Task directions: The listing below should be copied in full, word for word.
>> begin
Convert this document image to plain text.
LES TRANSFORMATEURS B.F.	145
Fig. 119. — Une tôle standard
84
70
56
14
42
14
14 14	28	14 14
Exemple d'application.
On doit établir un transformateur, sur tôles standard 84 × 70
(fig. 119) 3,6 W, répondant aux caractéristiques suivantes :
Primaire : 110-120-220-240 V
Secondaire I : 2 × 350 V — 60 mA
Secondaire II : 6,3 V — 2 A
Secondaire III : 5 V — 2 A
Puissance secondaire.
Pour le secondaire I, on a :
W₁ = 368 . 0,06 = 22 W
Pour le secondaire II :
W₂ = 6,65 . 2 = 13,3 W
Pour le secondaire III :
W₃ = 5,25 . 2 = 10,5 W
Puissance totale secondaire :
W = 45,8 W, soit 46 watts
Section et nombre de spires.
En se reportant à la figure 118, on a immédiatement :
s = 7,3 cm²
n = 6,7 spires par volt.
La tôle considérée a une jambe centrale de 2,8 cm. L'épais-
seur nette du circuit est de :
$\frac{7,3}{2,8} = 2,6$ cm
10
>> end
Exercise result:
Convert this document image to plain text.
LES TRANSFORMATEURS B.F.	145
Fig. 119. — Une tôle standard
84
70
56
14
42
14
14 14	28	14 14
Exemple d'application.
On doit établir un transformateur, sur tôles standard 84 × 70
(fig. 119) 3,6 W, répondant aux caractéristiques suivantes :
Primaire : 110-120-220-240 V
Secondaire I : 2 × 350 V — 60 mA
Secondaire II : 6,3 V — 2 A
Secondaire III : 5 V — 2 A
Puissance secondaire.
Pour le secondaire I, on a :
W₁ = 368 . 0,06 = 22 W
Pour le secondaire II :
W₂ = 6,65 . 2 = 13,3 W
Pour le secondaire III :
W₃ = 5,25 . 2 = 10,5 W
Puissance totale secondaire :
W = 45,8 W, soit 46 watts
Section et nombre de spires.
En se reportant à la figure 118, on a immédiatement :
s = 7,3 cm²
n = 6,7 spires par volt.
La tôle considérée a une jambe centrale de 2,8 cm. L'épais-
seur nette du circuit est de :
$\frac{7,3}{2,8} = 2,6$ cm
10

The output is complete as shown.